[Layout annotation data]
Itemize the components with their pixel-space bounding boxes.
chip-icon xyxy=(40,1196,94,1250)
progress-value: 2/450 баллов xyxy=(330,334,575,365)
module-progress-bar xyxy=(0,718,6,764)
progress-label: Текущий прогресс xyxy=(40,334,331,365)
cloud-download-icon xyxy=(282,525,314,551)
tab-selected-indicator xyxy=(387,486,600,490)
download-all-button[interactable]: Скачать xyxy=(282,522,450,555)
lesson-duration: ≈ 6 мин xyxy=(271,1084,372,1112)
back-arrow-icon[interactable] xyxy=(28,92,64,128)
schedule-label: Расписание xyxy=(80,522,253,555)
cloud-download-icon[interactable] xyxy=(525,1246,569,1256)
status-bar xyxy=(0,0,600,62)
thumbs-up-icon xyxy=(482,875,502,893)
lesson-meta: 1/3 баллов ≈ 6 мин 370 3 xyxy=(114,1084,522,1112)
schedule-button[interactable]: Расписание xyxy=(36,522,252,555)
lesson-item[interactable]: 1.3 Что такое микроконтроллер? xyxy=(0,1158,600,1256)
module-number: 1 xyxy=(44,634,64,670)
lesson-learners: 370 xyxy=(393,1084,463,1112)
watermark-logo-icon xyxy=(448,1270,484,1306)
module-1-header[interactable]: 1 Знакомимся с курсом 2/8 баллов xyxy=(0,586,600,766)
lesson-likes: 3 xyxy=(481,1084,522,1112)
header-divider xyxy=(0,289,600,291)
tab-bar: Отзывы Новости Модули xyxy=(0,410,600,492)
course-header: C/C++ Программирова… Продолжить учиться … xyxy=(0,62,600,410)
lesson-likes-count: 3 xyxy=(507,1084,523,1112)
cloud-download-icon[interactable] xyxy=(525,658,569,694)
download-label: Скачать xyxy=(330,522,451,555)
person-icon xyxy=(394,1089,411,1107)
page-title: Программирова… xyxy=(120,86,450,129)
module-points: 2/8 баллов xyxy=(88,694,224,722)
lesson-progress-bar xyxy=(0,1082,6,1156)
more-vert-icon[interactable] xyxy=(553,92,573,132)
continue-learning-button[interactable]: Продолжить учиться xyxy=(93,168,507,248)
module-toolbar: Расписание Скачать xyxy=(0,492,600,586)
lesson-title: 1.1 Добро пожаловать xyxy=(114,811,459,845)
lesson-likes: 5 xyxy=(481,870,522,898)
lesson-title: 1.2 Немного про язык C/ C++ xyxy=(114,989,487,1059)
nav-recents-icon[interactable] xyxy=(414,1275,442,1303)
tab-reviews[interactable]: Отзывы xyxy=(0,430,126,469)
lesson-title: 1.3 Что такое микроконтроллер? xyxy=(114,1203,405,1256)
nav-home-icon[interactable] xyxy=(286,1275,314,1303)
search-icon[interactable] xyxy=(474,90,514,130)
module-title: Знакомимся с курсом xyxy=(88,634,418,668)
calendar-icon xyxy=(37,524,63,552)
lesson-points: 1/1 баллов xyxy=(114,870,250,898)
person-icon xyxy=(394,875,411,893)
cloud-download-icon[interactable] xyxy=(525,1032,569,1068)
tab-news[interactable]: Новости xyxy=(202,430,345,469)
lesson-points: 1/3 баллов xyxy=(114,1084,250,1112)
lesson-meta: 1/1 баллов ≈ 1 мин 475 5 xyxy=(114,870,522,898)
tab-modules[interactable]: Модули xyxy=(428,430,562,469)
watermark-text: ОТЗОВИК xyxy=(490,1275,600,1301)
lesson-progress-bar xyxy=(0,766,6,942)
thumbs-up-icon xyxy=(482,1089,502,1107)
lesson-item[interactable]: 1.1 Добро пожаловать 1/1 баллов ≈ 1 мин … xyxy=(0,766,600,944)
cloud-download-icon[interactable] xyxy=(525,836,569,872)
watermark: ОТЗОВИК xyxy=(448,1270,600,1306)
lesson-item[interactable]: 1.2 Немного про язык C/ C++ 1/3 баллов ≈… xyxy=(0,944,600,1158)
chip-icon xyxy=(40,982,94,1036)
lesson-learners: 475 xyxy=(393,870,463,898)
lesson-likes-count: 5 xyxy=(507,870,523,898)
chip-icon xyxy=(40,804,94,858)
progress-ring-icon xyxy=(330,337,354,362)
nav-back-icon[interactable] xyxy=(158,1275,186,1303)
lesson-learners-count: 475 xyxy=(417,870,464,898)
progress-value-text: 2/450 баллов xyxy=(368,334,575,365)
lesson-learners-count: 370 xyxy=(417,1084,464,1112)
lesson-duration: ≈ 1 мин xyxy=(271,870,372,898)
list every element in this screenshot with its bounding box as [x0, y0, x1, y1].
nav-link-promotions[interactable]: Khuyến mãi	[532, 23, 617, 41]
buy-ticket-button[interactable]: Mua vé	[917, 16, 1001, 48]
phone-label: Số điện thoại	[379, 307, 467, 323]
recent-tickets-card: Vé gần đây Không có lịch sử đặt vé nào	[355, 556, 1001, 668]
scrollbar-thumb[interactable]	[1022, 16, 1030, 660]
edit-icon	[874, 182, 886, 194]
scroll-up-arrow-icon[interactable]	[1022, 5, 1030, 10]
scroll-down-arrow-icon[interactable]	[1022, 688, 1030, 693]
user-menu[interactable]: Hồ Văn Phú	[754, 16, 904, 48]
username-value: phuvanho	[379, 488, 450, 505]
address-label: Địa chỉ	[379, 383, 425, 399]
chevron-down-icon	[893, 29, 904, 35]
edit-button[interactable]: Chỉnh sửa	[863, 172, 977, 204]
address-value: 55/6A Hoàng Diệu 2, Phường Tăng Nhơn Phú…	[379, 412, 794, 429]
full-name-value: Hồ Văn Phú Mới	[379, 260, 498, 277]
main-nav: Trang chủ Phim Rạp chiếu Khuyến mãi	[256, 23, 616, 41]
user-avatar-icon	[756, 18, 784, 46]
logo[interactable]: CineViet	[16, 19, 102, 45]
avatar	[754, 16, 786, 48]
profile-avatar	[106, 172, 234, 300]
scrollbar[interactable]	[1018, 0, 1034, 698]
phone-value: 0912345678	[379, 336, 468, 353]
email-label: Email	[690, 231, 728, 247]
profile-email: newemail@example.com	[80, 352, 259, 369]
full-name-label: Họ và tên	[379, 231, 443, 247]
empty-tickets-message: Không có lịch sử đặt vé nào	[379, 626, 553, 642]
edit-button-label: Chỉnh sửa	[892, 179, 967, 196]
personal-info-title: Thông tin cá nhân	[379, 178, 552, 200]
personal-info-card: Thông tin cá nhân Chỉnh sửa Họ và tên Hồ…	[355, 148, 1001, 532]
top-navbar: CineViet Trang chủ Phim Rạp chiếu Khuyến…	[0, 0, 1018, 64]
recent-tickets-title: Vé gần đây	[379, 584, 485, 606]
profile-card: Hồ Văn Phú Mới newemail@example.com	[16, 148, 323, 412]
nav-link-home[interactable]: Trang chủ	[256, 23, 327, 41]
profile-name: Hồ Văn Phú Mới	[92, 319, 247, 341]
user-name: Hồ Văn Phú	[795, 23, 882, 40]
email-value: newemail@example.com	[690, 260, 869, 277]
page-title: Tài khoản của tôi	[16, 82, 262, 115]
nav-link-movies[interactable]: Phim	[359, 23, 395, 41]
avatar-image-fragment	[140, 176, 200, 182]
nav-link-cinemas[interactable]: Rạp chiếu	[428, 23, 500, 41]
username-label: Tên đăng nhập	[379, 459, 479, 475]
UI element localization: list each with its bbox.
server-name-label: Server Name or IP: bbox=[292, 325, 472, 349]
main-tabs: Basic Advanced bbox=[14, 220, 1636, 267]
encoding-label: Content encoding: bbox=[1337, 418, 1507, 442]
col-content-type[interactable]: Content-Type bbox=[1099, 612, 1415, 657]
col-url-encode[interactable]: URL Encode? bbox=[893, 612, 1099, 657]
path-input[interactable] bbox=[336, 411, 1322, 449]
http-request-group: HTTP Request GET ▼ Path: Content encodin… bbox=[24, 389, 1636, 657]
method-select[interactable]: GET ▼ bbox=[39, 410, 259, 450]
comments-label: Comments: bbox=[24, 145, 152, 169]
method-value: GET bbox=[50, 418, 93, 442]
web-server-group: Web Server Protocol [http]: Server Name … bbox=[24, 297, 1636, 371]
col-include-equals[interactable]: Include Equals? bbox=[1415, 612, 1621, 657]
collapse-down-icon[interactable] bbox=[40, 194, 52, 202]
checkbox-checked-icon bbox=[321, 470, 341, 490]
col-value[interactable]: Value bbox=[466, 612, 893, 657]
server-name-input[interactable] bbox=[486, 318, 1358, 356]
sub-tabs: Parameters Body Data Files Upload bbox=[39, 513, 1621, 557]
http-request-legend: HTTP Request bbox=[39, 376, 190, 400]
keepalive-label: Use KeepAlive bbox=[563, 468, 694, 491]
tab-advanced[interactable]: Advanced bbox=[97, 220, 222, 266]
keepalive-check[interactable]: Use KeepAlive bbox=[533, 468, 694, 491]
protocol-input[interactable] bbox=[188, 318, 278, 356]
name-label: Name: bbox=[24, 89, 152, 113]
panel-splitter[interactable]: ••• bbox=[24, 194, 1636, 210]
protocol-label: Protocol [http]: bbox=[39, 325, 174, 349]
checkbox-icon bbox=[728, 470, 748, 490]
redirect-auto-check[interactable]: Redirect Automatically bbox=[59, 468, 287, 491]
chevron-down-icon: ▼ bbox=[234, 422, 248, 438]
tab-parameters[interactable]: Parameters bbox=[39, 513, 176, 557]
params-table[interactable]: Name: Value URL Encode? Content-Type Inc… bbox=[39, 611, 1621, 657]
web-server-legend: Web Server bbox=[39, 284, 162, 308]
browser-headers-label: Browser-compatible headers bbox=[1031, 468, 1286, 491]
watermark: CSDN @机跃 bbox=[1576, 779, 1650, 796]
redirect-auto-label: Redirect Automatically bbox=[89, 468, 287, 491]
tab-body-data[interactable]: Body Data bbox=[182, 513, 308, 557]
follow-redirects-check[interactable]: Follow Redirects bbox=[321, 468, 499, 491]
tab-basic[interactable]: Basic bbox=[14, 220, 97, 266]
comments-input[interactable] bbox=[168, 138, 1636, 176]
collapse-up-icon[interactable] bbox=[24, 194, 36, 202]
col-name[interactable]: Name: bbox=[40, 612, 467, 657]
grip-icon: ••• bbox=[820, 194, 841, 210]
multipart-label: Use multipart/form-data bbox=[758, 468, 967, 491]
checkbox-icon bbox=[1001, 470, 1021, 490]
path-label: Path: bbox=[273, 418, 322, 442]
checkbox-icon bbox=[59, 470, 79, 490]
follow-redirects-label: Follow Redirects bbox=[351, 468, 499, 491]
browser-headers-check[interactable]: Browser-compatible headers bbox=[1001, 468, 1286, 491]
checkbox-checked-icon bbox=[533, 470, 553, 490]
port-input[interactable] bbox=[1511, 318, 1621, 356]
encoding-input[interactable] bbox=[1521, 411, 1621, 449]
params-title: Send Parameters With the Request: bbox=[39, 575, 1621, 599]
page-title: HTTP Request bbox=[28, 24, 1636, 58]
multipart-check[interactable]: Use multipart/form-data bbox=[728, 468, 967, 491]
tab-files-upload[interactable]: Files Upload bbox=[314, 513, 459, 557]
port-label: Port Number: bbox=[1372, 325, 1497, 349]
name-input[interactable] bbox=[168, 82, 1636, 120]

The task — Copy verbatim everything from the start of the listing down to the line containing "lesson-progress-bar xyxy=(0,1082,6,1156)", both ends included.

Result —
Itemize the components with their pixel-space bounding boxes.
chip-icon xyxy=(40,1196,94,1250)
progress-value: 2/450 баллов xyxy=(330,334,575,365)
module-progress-bar xyxy=(0,718,6,764)
progress-label: Текущий прогресс xyxy=(40,334,331,365)
cloud-download-icon xyxy=(282,525,314,551)
tab-selected-indicator xyxy=(387,486,600,490)
download-all-button[interactable]: Скачать xyxy=(282,522,450,555)
lesson-duration: ≈ 6 мин xyxy=(271,1084,372,1112)
back-arrow-icon[interactable] xyxy=(28,92,64,128)
schedule-label: Расписание xyxy=(80,522,253,555)
cloud-download-icon[interactable] xyxy=(525,1246,569,1256)
status-bar xyxy=(0,0,600,62)
thumbs-up-icon xyxy=(482,875,502,893)
lesson-meta: 1/3 баллов ≈ 6 мин 370 3 xyxy=(114,1084,522,1112)
schedule-button[interactable]: Расписание xyxy=(36,522,252,555)
lesson-item[interactable]: 1.3 Что такое микроконтроллер? xyxy=(0,1158,600,1256)
module-number: 1 xyxy=(44,634,64,670)
lesson-learners: 370 xyxy=(393,1084,463,1112)
watermark-logo-icon xyxy=(448,1270,484,1306)
module-1-header[interactable]: 1 Знакомимся с курсом 2/8 баллов xyxy=(0,586,600,766)
lesson-likes: 3 xyxy=(481,1084,522,1112)
header-divider xyxy=(0,289,600,291)
tab-bar: Отзывы Новости Модули xyxy=(0,410,600,492)
course-header: C/C++ Программирова… Продолжить учиться … xyxy=(0,62,600,410)
lesson-likes-count: 3 xyxy=(507,1084,523,1112)
cloud-download-icon[interactable] xyxy=(525,658,569,694)
download-label: Скачать xyxy=(330,522,451,555)
person-icon xyxy=(394,1089,411,1107)
page-title: Программирова… xyxy=(120,86,450,129)
module-points: 2/8 баллов xyxy=(88,694,224,722)
lesson-progress-bar xyxy=(0,1082,6,1156)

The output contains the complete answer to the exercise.